--- start ---
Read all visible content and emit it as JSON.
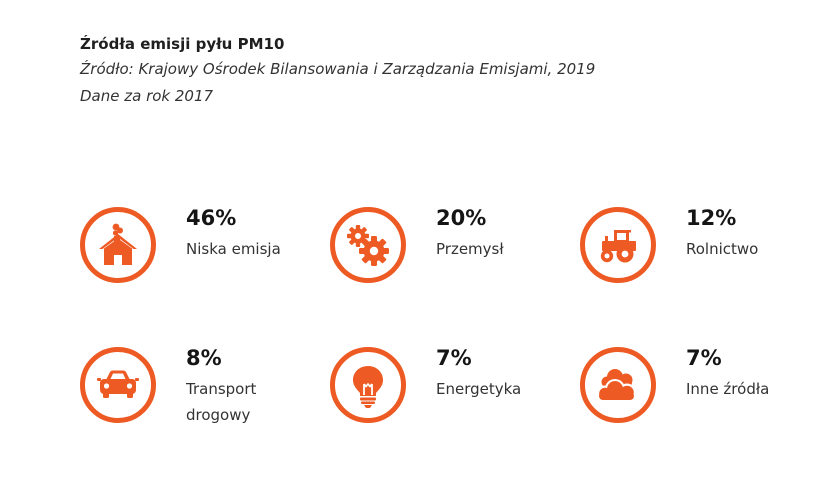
{
  "header": {
    "title": "Źródła emisji pyłu PM10",
    "source": "Źródło: Krajowy Ośrodek Bilansowania i Zarządzania Emisjami, 2019",
    "year_note": "Dane za rok 2017"
  },
  "accent_color": "#ee5a24",
  "items": [
    {
      "value": "46%",
      "label": "Niska emisja",
      "icon": "house-chimney-icon"
    },
    {
      "value": "20%",
      "label": "Przemysł",
      "icon": "gears-icon"
    },
    {
      "value": "12%",
      "label": "Rolnictwo",
      "icon": "tractor-icon"
    },
    {
      "value": "8%",
      "label": "Transport drogowy",
      "icon": "car-icon"
    },
    {
      "value": "7%",
      "label": "Energetyka",
      "icon": "lightbulb-icon"
    },
    {
      "value": "7%",
      "label": "Inne źródła",
      "icon": "cloud-icon"
    }
  ]
}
--- end ---
_What is asked:_ Give an exact reproduction of every line, leaving out any picture.

_Task output:_
Read all visible content and emit it as JSON.
{
  "header": {
    "title": "Źródła emisji pyłu PM10",
    "source": "Źródło: Krajowy Ośrodek Bilansowania i Zarządzania Emisjami, 2019",
    "year_note": "Dane za rok 2017"
  },
  "accent_color": "#ee5a24",
  "items": [
    {
      "value": "46%",
      "label": "Niska emisja",
      "icon": "house-chimney-icon"
    },
    {
      "value": "20%",
      "label": "Przemysł",
      "icon": "gears-icon"
    },
    {
      "value": "12%",
      "label": "Rolnictwo",
      "icon": "tractor-icon"
    },
    {
      "value": "8%",
      "label": "Transport drogowy",
      "icon": "car-icon"
    },
    {
      "value": "7%",
      "label": "Energetyka",
      "icon": "lightbulb-icon"
    },
    {
      "value": "7%",
      "label": "Inne źródła",
      "icon": "cloud-icon"
    }
  ]
}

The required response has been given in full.